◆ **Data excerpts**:
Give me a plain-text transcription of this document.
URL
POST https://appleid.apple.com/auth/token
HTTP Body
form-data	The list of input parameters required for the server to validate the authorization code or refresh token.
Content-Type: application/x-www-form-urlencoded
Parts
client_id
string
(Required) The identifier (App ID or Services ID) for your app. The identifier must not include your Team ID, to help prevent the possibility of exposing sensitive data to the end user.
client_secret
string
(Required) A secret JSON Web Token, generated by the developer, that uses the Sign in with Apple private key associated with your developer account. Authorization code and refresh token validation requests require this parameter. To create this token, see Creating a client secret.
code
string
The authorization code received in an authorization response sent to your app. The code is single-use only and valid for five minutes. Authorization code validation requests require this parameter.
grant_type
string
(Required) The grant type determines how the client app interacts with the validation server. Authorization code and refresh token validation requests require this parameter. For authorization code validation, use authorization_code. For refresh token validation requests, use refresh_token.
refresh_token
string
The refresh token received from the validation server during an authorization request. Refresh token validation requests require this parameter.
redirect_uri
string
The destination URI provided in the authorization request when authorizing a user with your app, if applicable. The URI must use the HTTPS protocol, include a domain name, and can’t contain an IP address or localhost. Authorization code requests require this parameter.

◆ **Aim**: Every entry should be output exactly as written, please.

◆ **Written response**:
Give me a plain-text transcription of this document.
URL
POST https://appleid.apple.com/auth/token
HTTP Body
form-data	The list of input parameters required for the server to validate the authorization code or refresh token.
Content-Type: application/x-www-form-urlencoded
Parts
client_id
string
(Required) The identifier (App ID or Services ID) for your app. The identifier must not include your Team ID, to help prevent the possibility of exposing sensitive data to the end user.
client_secret
string
(Required) A secret JSON Web Token, generated by the developer, that uses the Sign in with Apple private key associated with your developer account. Authorization code and refresh token validation requests require this parameter. To create this token, see Creating a client secret.
code
string
The authorization code received in an authorization response sent to your app. The code is single-use only and valid for five minutes. Authorization code validation requests require this parameter.
grant_type
string
(Required) The grant type determines how the client app interacts with the validation server. Authorization code and refresh token validation requests require this parameter. For authorization code validation, use authorization_code. For refresh token validation requests, use refresh_token.
refresh_token
string
The refresh token received from the validation server during an authorization request. Refresh token validation requests require this parameter.
redirect_uri
string
The destination URI provided in the authorization request when authorizing a user with your app, if applicable. The URI must use the HTTPS protocol, include a domain name, and can’t contain an IP address or localhost. Authorization code requests require this parameter.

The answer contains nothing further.